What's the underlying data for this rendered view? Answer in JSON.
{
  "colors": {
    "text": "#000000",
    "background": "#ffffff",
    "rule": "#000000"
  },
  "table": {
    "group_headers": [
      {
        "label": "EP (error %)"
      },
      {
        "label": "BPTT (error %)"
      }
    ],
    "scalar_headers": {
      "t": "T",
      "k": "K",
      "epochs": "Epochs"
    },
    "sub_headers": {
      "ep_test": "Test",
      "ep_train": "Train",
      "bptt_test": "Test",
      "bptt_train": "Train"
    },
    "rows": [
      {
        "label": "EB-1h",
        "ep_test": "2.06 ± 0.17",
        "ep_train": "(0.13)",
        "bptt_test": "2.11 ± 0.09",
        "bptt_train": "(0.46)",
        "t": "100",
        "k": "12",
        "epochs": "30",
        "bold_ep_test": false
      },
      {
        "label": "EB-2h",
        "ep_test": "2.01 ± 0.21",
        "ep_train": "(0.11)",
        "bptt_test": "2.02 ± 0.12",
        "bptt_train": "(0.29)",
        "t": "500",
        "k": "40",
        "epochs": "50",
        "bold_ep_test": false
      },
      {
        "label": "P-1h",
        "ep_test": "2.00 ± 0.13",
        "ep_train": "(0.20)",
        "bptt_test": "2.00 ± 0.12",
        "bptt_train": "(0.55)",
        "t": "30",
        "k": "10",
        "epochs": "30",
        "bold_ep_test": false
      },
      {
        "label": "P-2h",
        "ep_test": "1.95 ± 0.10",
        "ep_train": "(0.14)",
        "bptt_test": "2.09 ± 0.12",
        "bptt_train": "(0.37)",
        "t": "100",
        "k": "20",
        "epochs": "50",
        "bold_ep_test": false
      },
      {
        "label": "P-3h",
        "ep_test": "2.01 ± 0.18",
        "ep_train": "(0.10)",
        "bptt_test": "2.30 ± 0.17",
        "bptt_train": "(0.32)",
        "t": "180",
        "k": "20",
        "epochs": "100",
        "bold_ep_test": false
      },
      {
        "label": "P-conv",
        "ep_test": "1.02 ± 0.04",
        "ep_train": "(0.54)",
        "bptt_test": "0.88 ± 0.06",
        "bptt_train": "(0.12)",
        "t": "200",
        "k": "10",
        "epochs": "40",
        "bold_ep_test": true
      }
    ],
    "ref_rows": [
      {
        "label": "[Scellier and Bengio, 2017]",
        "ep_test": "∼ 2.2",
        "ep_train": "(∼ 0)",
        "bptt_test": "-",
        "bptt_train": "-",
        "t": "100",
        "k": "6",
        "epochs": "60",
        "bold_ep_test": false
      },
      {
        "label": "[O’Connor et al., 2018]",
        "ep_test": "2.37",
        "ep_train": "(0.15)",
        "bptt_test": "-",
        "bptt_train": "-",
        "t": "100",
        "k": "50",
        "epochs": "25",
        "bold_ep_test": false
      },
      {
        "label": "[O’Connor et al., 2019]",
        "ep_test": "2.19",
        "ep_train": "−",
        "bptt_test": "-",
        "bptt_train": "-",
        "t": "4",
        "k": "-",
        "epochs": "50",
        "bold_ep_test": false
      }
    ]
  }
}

################

Pull out every line above that holds the word "epochs".

### Response
      "epochs": "Epochs"
        "epochs": "30",
        "epochs": "50",
        "epochs": "30",
        "epochs": "50",
        "epochs": "100",
        "epochs": "40",
        "epochs": "60",
        "epochs": "25",
        "epochs": "50",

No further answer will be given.